- Source records:
────
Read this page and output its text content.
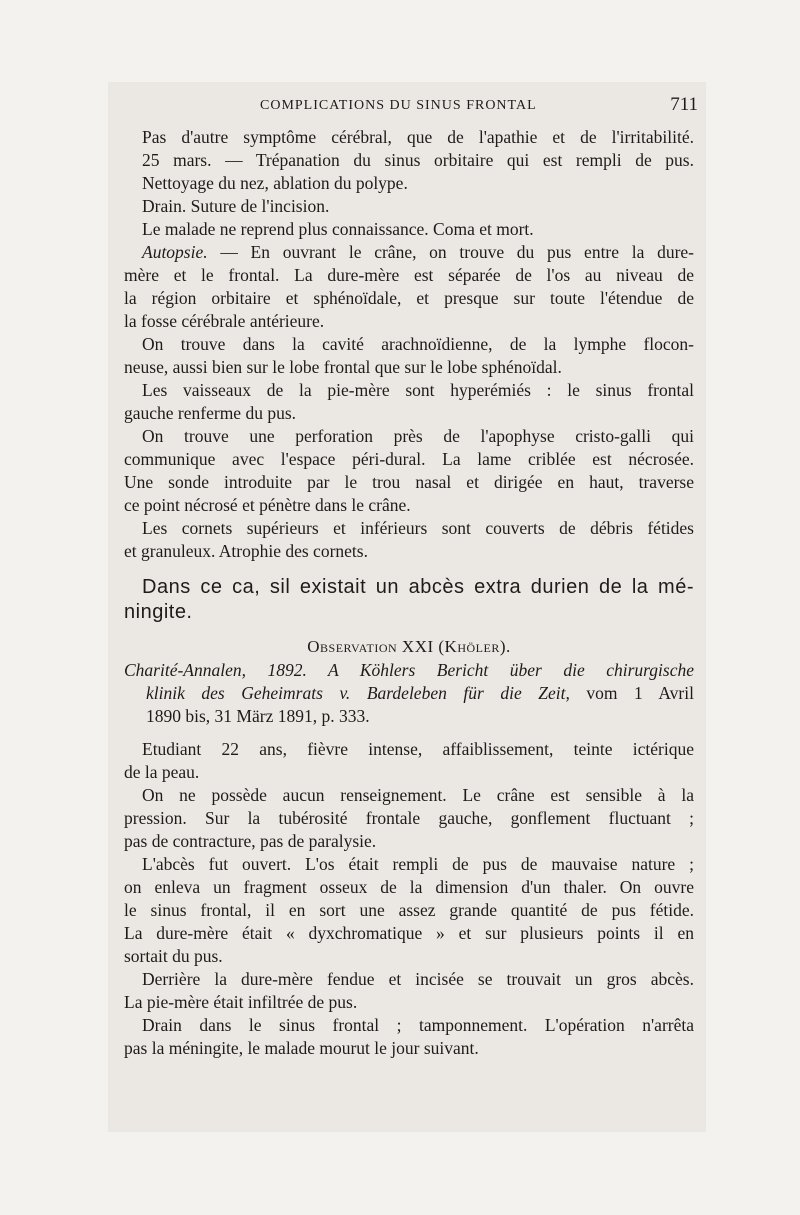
COMPLICATIONS DU SINUS FRONTAL	711
Pas d'autre symptôme cérébral, que de l'apathie et de l'irritabilité.
25 mars. — Trépanation du sinus orbitaire qui est rempli de pus.
Nettoyage du nez, ablation du polype.
Drain. Suture de l'incision.
Le malade ne reprend plus connaissance. Coma et mort.
Autopsie. — En ouvrant le crâne, on trouve du pus entre la dure-
mère et le frontal. La dure-mère est séparée de l'os au niveau de
la région orbitaire et sphénoïdale, et presque sur toute l'étendue de
la fosse cérébrale antérieure.
On trouve dans la cavité arachnoïdienne, de la lymphe flocon-
neuse, aussi bien sur le lobe frontal que sur le lobe sphénoïdal.
Les vaisseaux de la pie-mère sont hyperémiés : le sinus frontal
gauche renferme du pus.
On trouve une perforation près de l'apophyse cristo-galli qui
communique avec l'espace péri-dural. La lame criblée est nécrosée.
Une sonde introduite par le trou nasal et dirigée en haut, traverse
ce point nécrosé et pénètre dans le crâne.
Les cornets supérieurs et inférieurs sont couverts de débris fétides
et granuleux. Atrophie des cornets.
Dans ce ca, sil existait un abcès extra durien de la mé-
ningite.
Observation XXI (Khöler).
Charité-Annalen, 1892. A Köhlers Bericht über die chirurgische
klinik des Geheimrats v. Bardeleben für die Zeit, vom 1 Avril
1890 bis, 31 März 1891, p. 333.
Etudiant 22 ans, fièvre intense, affaiblissement, teinte ictérique
de la peau.
On ne possède aucun renseignement. Le crâne est sensible à la
pression. Sur la tubérosité frontale gauche, gonflement fluctuant ;
pas de contracture, pas de paralysie.
L'abcès fut ouvert. L'os était rempli de pus de mauvaise nature ;
on enleva un fragment osseux de la dimension d'un thaler. On ouvre
le sinus frontal, il en sort une assez grande quantité de pus fétide.
La dure-mère était « dyxchromatique » et sur plusieurs points il en
sortait du pus.
Derrière la dure-mère fendue et incisée se trouvait un gros abcès.
La pie-mère était infiltrée de pus.
Drain dans le sinus frontal ; tamponnement. L'opération n'arrêta
pas la méningite, le malade mourut le jour suivant.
────
- Problem to work on: Find the lines with the string "Drain" and reproduce them.

- Solution to this task:
Drain. Suture de l'incision.
Drain dans le sinus frontal ; tamponnement. L'opération n'arrêta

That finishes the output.